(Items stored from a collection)

+--

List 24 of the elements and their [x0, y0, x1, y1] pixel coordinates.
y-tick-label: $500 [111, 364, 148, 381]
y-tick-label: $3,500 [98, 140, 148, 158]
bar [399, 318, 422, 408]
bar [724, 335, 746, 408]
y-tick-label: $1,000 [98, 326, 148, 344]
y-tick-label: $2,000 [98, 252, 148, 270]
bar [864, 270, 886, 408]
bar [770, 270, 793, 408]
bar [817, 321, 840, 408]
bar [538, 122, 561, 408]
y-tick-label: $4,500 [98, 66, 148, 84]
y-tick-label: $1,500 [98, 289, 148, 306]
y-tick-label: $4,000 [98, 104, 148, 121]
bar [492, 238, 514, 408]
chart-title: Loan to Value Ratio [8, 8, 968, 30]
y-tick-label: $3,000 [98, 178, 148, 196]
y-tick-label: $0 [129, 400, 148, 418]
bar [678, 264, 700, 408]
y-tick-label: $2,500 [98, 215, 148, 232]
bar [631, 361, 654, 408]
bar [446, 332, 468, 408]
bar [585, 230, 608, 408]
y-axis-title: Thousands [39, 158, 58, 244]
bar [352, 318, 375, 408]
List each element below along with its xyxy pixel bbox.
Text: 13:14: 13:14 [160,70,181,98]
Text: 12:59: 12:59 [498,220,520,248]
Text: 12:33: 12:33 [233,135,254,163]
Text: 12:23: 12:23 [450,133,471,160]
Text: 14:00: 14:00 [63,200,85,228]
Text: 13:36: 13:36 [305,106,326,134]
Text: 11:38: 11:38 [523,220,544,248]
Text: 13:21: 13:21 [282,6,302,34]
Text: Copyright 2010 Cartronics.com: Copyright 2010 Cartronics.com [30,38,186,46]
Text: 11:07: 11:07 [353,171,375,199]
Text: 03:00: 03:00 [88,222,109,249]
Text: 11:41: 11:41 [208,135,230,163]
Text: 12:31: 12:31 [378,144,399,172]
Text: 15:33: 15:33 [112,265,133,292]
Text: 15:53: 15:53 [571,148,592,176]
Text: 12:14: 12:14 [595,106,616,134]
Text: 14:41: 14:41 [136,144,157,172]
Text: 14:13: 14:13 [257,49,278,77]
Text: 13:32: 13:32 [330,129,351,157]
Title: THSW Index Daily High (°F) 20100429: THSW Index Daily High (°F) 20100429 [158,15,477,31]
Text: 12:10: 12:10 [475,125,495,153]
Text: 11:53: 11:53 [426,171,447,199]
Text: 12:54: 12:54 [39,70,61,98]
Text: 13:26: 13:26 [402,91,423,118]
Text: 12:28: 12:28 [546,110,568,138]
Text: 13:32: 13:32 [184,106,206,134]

+--

Task to complete: Rewrite the records above with every "y-tick-label" changed to "tick label", keeping everything else the same.

Right answer:
List 24 of the elements and their [x0, y0, x1, y1] pixel coordinates.
tick label: $500 [111, 364, 148, 381]
tick label: $3,500 [98, 140, 148, 158]
bar [399, 318, 422, 408]
bar [724, 335, 746, 408]
tick label: $1,000 [98, 326, 148, 344]
tick label: $2,000 [98, 252, 148, 270]
bar [864, 270, 886, 408]
bar [770, 270, 793, 408]
bar [817, 321, 840, 408]
bar [538, 122, 561, 408]
tick label: $4,500 [98, 66, 148, 84]
tick label: $1,500 [98, 289, 148, 306]
tick label: $4,000 [98, 104, 148, 121]
bar [492, 238, 514, 408]
chart-title: Loan to Value Ratio [8, 8, 968, 30]
tick label: $3,000 [98, 178, 148, 196]
tick label: $0 [129, 400, 148, 418]
bar [678, 264, 700, 408]
tick label: $2,500 [98, 215, 148, 232]
bar [631, 361, 654, 408]
bar [446, 332, 468, 408]
bar [585, 230, 608, 408]
y-axis-title: Thousands [39, 158, 58, 244]
bar [352, 318, 375, 408]
List each element below along with its xyxy pixel bbox.
Text: 13:14: 13:14 [160,70,181,98]
Text: 12:59: 12:59 [498,220,520,248]
Text: 12:33: 12:33 [233,135,254,163]
Text: 12:23: 12:23 [450,133,471,160]
Text: 14:00: 14:00 [63,200,85,228]
Text: 13:36: 13:36 [305,106,326,134]
Text: 11:38: 11:38 [523,220,544,248]
Text: 13:21: 13:21 [282,6,302,34]
Text: Copyright 2010 Cartronics.com: Copyright 2010 Cartronics.com [30,38,186,46]
Text: 11:07: 11:07 [353,171,375,199]
Text: 03:00: 03:00 [88,222,109,249]
Text: 11:41: 11:41 [208,135,230,163]
Text: 12:31: 12:31 [378,144,399,172]
Text: 15:33: 15:33 [112,265,133,292]
Text: 15:53: 15:53 [571,148,592,176]
Text: 12:14: 12:14 [595,106,616,134]
Text: 14:41: 14:41 [136,144,157,172]
Text: 14:13: 14:13 [257,49,278,77]
Text: 13:32: 13:32 [330,129,351,157]
Title: THSW Index Daily High (°F) 20100429: THSW Index Daily High (°F) 20100429 [158,15,477,31]
Text: 12:10: 12:10 [475,125,495,153]
Text: 11:53: 11:53 [426,171,447,199]
Text: 12:54: 12:54 [39,70,61,98]
Text: 13:26: 13:26 [402,91,423,118]
Text: 12:28: 12:28 [546,110,568,138]
Text: 13:32: 13:32 [184,106,206,134]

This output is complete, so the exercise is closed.